Convert the lines below into a Markdown table with two columns, "No." for the row number and "Line" for the line itself, leaving out any blank lines.

::::

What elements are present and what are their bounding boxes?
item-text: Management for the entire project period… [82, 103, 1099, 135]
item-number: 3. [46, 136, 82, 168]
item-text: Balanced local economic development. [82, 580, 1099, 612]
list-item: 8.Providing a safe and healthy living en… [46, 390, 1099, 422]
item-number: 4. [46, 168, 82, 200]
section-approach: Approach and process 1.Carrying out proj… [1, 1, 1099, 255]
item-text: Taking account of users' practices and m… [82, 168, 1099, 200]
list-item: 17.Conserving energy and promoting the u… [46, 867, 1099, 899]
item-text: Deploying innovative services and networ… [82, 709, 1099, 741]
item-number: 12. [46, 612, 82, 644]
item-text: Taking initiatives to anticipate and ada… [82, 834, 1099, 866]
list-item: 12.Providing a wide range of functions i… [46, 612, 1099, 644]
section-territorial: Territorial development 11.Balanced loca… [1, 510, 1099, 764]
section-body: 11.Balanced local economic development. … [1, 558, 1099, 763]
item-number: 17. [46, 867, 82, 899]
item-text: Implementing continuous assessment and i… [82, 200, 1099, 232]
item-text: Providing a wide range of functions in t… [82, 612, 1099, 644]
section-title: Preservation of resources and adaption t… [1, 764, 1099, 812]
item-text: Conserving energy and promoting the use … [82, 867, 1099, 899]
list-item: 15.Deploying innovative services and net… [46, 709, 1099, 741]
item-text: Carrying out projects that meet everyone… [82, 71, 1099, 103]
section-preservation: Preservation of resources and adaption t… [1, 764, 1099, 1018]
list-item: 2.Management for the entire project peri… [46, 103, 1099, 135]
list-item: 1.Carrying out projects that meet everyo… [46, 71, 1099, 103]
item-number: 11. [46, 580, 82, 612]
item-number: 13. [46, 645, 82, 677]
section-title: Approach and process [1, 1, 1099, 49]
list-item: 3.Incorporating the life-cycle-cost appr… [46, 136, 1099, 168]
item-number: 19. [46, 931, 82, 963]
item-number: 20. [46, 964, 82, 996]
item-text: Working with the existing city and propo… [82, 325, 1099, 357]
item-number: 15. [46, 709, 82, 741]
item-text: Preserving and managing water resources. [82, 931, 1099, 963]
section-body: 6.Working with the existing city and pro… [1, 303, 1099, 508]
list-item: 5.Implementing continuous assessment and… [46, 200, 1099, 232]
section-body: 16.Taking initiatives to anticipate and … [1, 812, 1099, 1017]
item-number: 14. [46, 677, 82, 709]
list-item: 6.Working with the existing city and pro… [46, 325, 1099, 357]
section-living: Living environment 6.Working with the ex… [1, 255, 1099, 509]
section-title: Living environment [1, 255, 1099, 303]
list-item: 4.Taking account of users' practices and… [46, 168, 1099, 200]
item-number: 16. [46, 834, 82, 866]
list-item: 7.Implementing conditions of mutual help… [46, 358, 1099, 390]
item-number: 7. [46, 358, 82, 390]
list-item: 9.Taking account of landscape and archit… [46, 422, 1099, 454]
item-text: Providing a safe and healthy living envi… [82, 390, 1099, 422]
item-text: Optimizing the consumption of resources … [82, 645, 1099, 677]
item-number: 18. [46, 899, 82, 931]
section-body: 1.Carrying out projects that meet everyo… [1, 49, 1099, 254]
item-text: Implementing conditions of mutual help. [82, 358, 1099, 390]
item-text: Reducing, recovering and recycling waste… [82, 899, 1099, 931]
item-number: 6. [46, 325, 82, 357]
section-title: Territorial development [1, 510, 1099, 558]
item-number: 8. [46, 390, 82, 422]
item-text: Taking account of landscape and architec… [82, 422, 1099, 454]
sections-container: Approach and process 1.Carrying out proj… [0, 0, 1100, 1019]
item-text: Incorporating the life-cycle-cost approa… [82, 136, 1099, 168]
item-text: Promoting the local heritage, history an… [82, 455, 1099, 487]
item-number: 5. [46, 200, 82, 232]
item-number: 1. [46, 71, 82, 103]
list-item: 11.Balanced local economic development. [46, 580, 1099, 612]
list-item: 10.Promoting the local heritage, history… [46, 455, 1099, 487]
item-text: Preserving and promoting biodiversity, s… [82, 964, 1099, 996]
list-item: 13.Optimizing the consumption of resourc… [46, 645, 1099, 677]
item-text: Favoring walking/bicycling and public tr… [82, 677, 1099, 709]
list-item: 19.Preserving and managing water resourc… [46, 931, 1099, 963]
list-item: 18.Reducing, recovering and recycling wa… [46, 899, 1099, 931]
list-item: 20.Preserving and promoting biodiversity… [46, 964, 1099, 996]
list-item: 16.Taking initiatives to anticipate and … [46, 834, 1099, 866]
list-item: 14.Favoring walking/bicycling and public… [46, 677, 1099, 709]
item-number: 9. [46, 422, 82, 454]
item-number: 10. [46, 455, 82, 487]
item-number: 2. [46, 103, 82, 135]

::::

(The output):
| No. | Line |
|---|---|
| 1 | What elements are present and what are their bounding boxes? |
| 2 | item-text: Management for the entire project period… [82, 103, 1099, 135] |
| 3 | item-number: 3. [46, 136, 82, 168] |
| 4 | item-text: Balanced local economic development. [82, 580, 1099, 612] |
| 5 | list-item: 8.Providing a safe and healthy living en… [46, 390, 1099, 422] |
| 6 | item-number: 4. [46, 168, 82, 200] |
| 7 | section-approach: Approach and process 1.Carrying out proj… [1, 1, 1099, 255] |
| 8 | item-text: Taking account of users' practices and m… [82, 168, 1099, 200] |
| 9 | list-item: 17.Conserving energy and promoting the u… [46, 867, 1099, 899] |
| 10 | item-text: Deploying innovative services and networ… [82, 709, 1099, 741] |
| 11 | item-number: 12. [46, 612, 82, 644] |
| 12 | item-text: Taking initiatives to anticipate and ada… [82, 834, 1099, 866] |
| 13 | list-item: 12.Providing a wide range of functions i… [46, 612, 1099, 644] |
| 14 | section-territorial: Territorial development 11.Balanced loca… [1, 510, 1099, 764] |
| 15 | section-body: 11.Balanced local economic development. … [1, 558, 1099, 763] |
| 16 | item-number: 17. [46, 867, 82, 899] |
| 17 | item-text: Implementing continuous assessment and i… [82, 200, 1099, 232] |
| 18 | item-text: Providing a wide range of functions in t… [82, 612, 1099, 644] |
| 19 | section-title: Preservation of resources and adaption t… [1, 764, 1099, 812] |
| 20 | item-text: Conserving energy and promoting the use … [82, 867, 1099, 899] |
| 21 | list-item: 15.Deploying innovative services and net… [46, 709, 1099, 741] |
| 22 | item-text: Carrying out projects that meet everyone… [82, 71, 1099, 103] |
| 23 | section-preservation: Preservation of resources and adaption t… [1, 764, 1099, 1018] |
| 24 | list-item: 2.Management for the entire project peri… [46, 103, 1099, 135] |
| 25 | list-item: 1.Carrying out projects that meet everyo… [46, 71, 1099, 103] |
| 26 | item-number: 11. [46, 580, 82, 612] |
| 27 | item-number: 13. [46, 645, 82, 677] |
| 28 | section-title: Approach and process [1, 1, 1099, 49] |
| 29 | list-item: 3.Incorporating the life-cycle-cost appr… [46, 136, 1099, 168] |
| 30 | item-number: 19. [46, 931, 82, 963] |
| 31 | item-number: 20. [46, 964, 82, 996] |
| 32 | item-text: Working with the existing city and propo… [82, 325, 1099, 357] |
| 33 | item-number: 15. [46, 709, 82, 741] |
| 34 | item-text: Preserving and managing water resources. [82, 931, 1099, 963] |
| 35 | section-body: 6.Working with the existing city and pro… [1, 303, 1099, 508] |
| 36 | list-item: 5.Implementing continuous assessment and… [46, 200, 1099, 232] |
| 37 | section-body: 16.Taking initiatives to anticipate and … [1, 812, 1099, 1017] |
| 38 | item-number: 14. [46, 677, 82, 709] |
| 39 | list-item: 6.Working with the existing city and pro… [46, 325, 1099, 357] |
| 40 | section-living: Living environment 6.Working with the ex… [1, 255, 1099, 509] |
| 41 | section-title: Living environment [1, 255, 1099, 303] |
| 42 | list-item: 4.Taking account of users' practices and… [46, 168, 1099, 200] |
| 43 | item-number: 16. [46, 834, 82, 866] |
| 44 | list-item: 7.Implementing conditions of mutual help… [46, 358, 1099, 390] |
| 45 | item-number: 7. [46, 358, 82, 390] |
| 46 | list-item: 9.Taking account of landscape and archit… [46, 422, 1099, 454] |
| 47 | item-text: Providing a safe and healthy living envi… [82, 390, 1099, 422] |
| 48 | item-text: Optimizing the consumption of resources … [82, 645, 1099, 677] |
| 49 | item-number: 18. [46, 899, 82, 931] |
| 50 | section-body: 1.Carrying out projects that meet everyo… [1, 49, 1099, 254] |
| 51 | item-text: Implementing conditions of mutual help. [82, 358, 1099, 390] |
| 52 | item-text: Reducing, recovering and recycling waste… [82, 899, 1099, 931] |
| 53 | item-number: 6. [46, 325, 82, 357] |
| 54 | section-title: Territorial development [1, 510, 1099, 558] |
| 55 | item-number: 8. [46, 390, 82, 422] |
| 56 | item-text: Taking account of landscape and architec… [82, 422, 1099, 454] |
| 57 | sections-container: Approach and process 1.Carrying out proj… [0, 0, 1100, 1019] |
| 58 | item-text: Incorporating the life-cycle-cost approa… [82, 136, 1099, 168] |
| 59 | item-text: Promoting the local heritage, history an… [82, 455, 1099, 487] |
| 60 | item-number: 5. [46, 200, 82, 232] |
| 61 | item-number: 1. [46, 71, 82, 103] |
| 62 | list-item: 11.Balanced local economic development. [46, 580, 1099, 612] |
| 63 | list-item: 10.Promoting the local heritage, history… [46, 455, 1099, 487] |
| 64 | item-text: Preserving and promoting biodiversity, s… [82, 964, 1099, 996] |
| 65 | list-item: 13.Optimizing the consumption of resourc… [46, 645, 1099, 677] |
| 66 | item-text: Favoring walking/bicycling and public tr… [82, 677, 1099, 709] |
| 67 | list-item: 19.Preserving and managing water resourc… [46, 931, 1099, 963] |
| 68 | list-item: 18.Reducing, recovering and recycling wa… [46, 899, 1099, 931] |
| 69 | list-item: 20.Preserving and promoting biodiversity… [46, 964, 1099, 996] |
| 70 | list-item: 16.Taking initiatives to anticipate and … [46, 834, 1099, 866] |
| 71 | list-item: 14.Favoring walking/bicycling and public… [46, 677, 1099, 709] |
| 72 | item-number: 9. [46, 422, 82, 454] |
| 73 | item-number: 10. [46, 455, 82, 487] |
| 74 | item-number: 2. [46, 103, 82, 135] |